:: Goal ::
Reproduce all of the material exactly as shown.

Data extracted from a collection
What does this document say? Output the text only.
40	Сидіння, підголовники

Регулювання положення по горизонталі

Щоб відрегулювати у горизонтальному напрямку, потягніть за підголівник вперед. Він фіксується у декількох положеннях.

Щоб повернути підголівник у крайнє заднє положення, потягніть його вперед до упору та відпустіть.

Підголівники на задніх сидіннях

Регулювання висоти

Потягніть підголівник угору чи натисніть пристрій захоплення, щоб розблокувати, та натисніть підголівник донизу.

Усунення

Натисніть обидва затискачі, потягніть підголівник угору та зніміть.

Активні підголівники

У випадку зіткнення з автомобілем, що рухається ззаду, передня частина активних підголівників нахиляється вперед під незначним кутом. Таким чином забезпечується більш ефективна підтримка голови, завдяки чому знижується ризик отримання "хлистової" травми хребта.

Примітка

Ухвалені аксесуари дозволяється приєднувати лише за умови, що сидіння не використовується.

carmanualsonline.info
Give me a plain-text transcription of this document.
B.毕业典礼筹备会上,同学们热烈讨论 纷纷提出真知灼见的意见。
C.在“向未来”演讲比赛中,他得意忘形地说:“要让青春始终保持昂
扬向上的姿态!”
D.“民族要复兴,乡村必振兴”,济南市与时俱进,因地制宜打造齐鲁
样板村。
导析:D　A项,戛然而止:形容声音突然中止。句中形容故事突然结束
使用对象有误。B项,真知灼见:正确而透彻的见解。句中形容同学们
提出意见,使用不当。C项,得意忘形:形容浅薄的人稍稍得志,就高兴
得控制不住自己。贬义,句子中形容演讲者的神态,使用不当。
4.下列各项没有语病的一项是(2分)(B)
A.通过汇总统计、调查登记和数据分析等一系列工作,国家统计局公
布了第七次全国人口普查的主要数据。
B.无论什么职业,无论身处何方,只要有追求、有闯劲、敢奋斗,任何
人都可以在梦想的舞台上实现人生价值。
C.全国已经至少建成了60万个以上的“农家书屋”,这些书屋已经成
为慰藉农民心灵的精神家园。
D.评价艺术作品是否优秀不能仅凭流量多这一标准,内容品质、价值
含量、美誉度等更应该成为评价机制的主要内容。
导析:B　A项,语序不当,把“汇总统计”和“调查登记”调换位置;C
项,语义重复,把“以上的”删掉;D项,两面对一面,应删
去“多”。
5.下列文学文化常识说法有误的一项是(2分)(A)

:: Task answer ::
What does this document say? Output the text only.
40	Сидіння, підголовники

Регулювання положення по горизонталі

Щоб відрегулювати у горизонтальному напрямку, потягніть за підголівник вперед. Він фіксується у декількох положеннях.

Щоб повернути підголівник у крайнє заднє положення, потягніть його вперед до упору та відпустіть.

Підголівники на задніх сидіннях

Регулювання висоти

Потягніть підголівник угору чи натисніть пристрій захоплення, щоб розблокувати, та натисніть підголівник донизу.

Усунення

Натисніть обидва затискачі, потягніть підголівник угору та зніміть.

Активні підголівники

У випадку зіткнення з автомобілем, що рухається ззаду, передня частина активних підголівників нахиляється вперед під незначним кутом. Таким чином забезпечується більш ефективна підтримка голови, завдяки чому знижується ризик отримання "хлистової" травми хребта.

Примітка

Ухвалені аксесуари дозволяється приєднувати лише за умови, що сидіння не використовується.

carmanualsonline.info
Give me a plain-text transcription of this document.
B.毕业典礼筹备会上,同学们热烈讨论 纷纷提出真知灼见的意见。
C.在“向未来”演讲比赛中,他得意忘形地说:“要让青春始终保持昂
扬向上的姿态!”
D.“民族要复兴,乡村必振兴”,济南市与时俱进,因地制宜打造齐鲁
样板村。
导析:D　A项,戛然而止:形容声音突然中止。句中形容故事突然结束
使用对象有误。B项,真知灼见:正确而透彻的见解。句中形容同学们
提出意见,使用不当。C项,得意忘形:形容浅薄的人稍稍得志,就高兴
得控制不住自己。贬义,句子中形容演讲者的神态,使用不当。
4.下列各项没有语病的一项是(2分)(B)
A.通过汇总统计、调查登记和数据分析等一系列工作,国家统计局公
布了第七次全国人口普查的主要数据。
B.无论什么职业,无论身处何方,只要有追求、有闯劲、敢奋斗,任何
人都可以在梦想的舞台上实现人生价值。
C.全国已经至少建成了60万个以上的“农家书屋”,这些书屋已经成
为慰藉农民心灵的精神家园。
D.评价艺术作品是否优秀不能仅凭流量多这一标准,内容品质、价值
含量、美誉度等更应该成为评价机制的主要内容。
导析:B　A项,语序不当,把“汇总统计”和“调查登记”调换位置;C
项,语义重复,把“以上的”删掉;D项,两面对一面,应删
去“多”。
5.下列文学文化常识说法有误的一项是(2分)(A)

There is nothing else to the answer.